> _Exercise aim_
Your task is to give the number of lines in the listing that include "technology", and nothing else.
□ □ □ □ □
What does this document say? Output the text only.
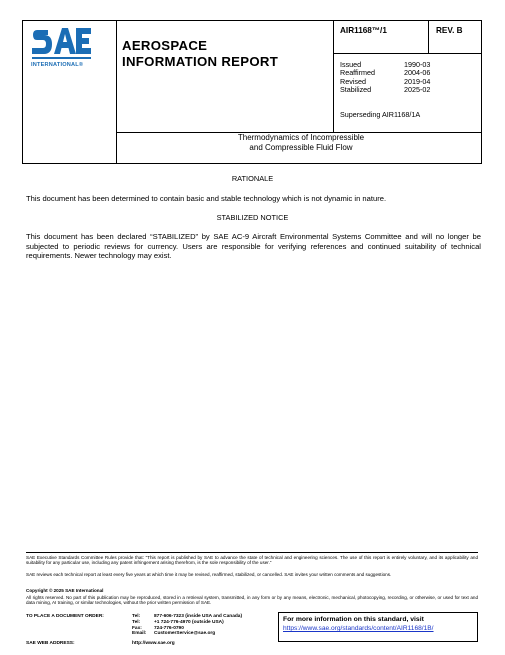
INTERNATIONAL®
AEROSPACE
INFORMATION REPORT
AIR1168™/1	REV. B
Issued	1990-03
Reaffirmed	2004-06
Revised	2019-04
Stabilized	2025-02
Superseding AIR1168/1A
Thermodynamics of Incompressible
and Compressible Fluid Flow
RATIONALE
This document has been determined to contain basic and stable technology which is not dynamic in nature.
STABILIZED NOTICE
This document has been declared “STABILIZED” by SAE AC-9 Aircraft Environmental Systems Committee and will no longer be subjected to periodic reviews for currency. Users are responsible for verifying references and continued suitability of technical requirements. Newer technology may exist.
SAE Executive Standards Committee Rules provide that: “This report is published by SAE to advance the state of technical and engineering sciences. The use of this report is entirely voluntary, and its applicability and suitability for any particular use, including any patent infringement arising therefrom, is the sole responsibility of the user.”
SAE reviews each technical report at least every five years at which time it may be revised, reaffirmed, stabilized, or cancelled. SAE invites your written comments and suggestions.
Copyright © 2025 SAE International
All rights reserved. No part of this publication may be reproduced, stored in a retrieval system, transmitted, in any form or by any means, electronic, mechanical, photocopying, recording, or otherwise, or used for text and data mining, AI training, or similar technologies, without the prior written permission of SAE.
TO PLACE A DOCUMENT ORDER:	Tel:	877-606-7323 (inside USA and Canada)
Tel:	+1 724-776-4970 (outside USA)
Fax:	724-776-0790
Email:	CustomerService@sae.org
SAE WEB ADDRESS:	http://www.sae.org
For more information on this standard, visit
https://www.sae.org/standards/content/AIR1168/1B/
□ □ □ □ □
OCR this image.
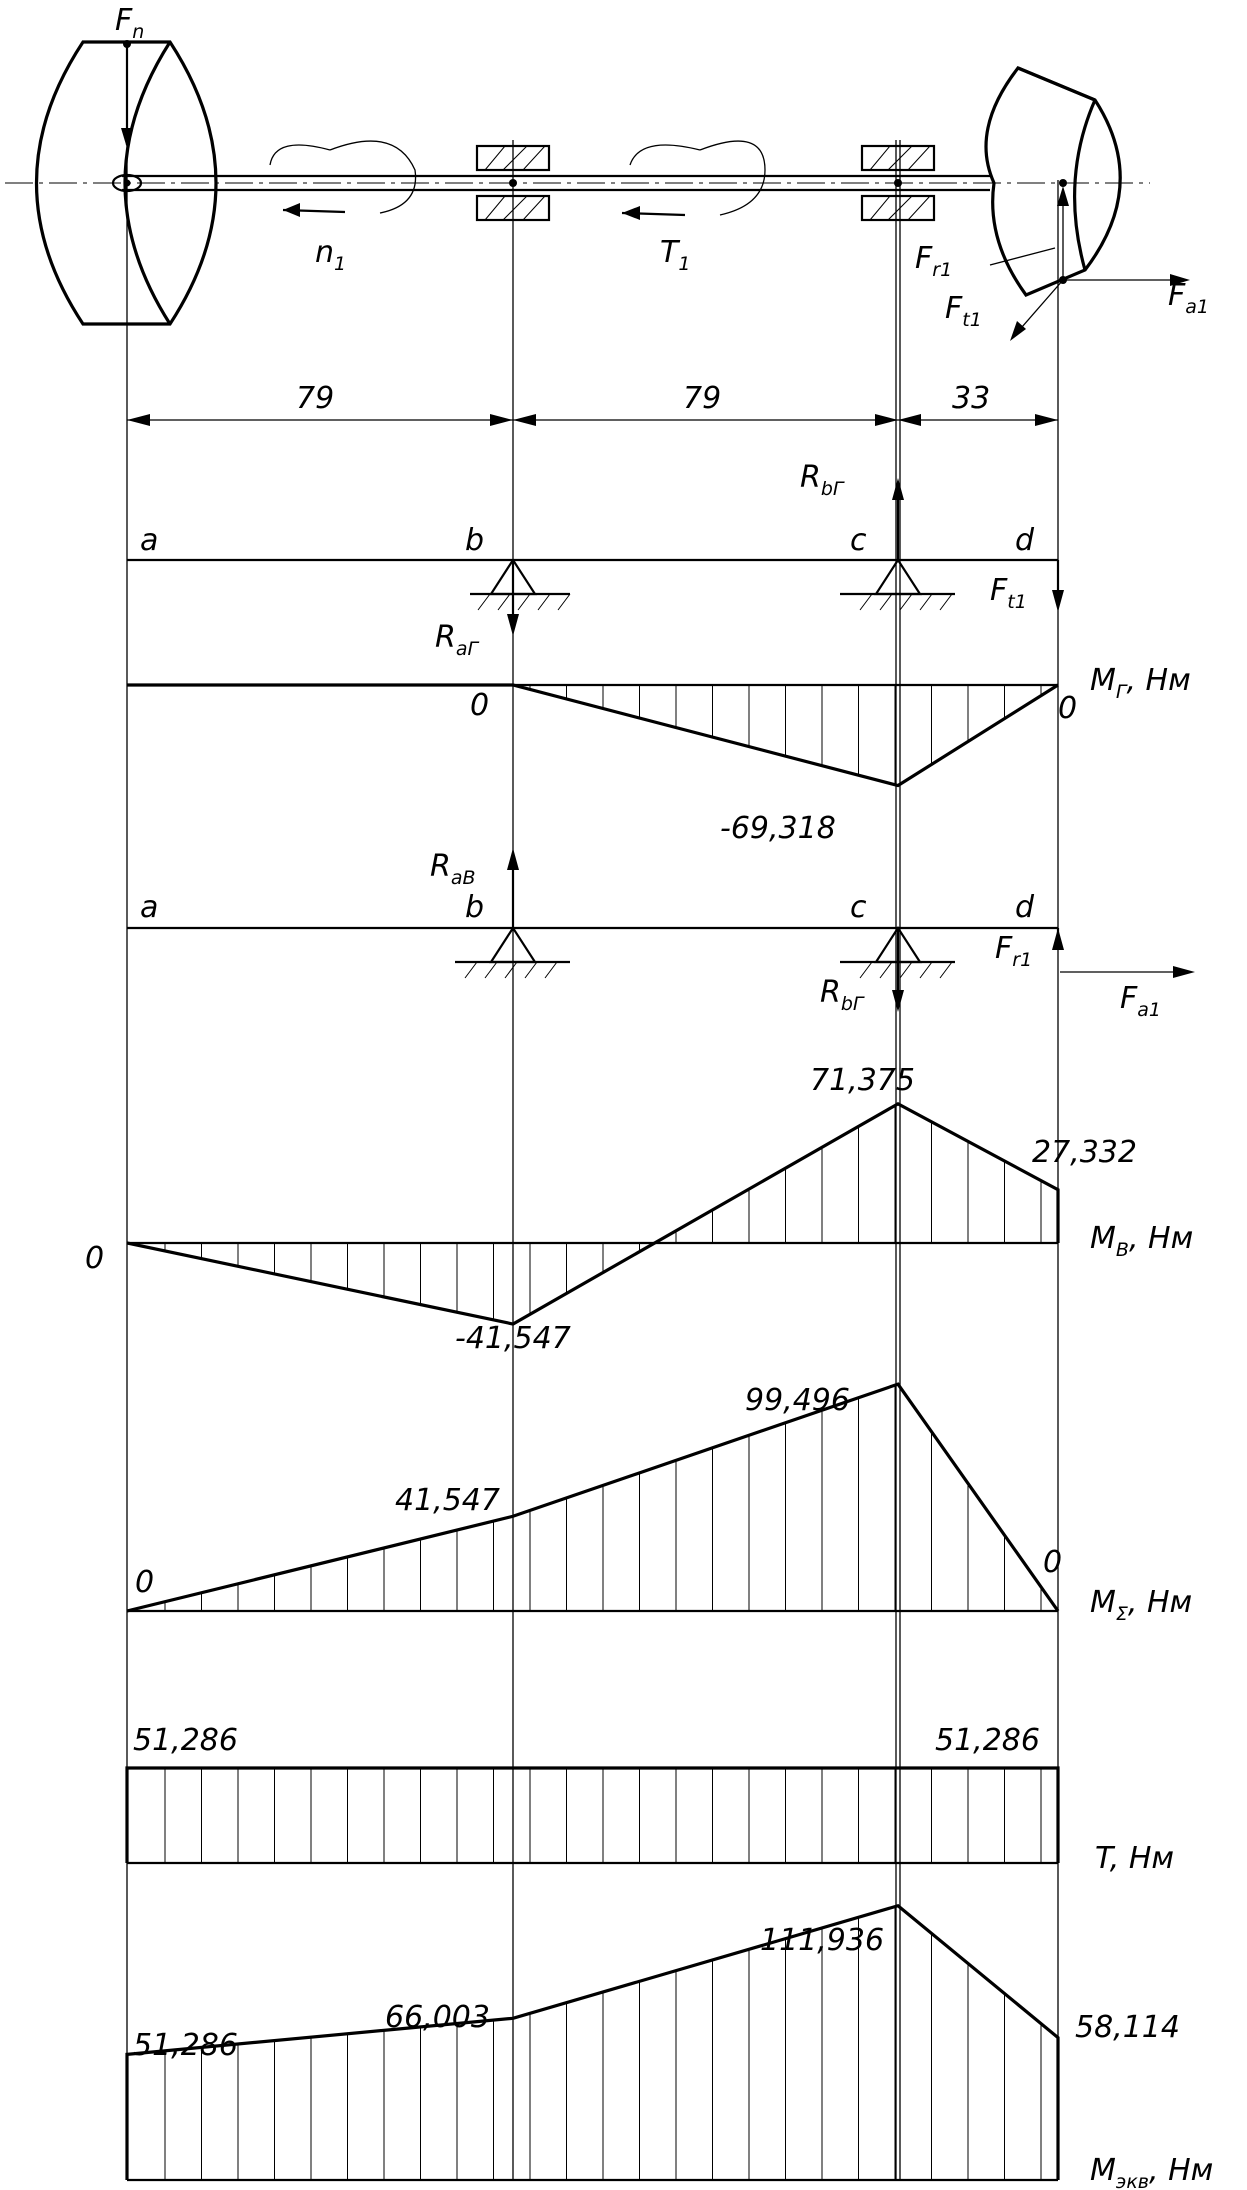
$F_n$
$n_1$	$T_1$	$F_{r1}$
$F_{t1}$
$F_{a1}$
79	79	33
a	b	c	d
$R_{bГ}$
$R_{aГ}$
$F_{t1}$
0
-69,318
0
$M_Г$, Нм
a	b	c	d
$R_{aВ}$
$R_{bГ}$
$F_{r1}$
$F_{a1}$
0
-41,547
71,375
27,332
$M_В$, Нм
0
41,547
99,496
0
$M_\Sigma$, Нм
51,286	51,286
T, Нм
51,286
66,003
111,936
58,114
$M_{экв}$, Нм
□ □ □ □ □
> _Full output_
2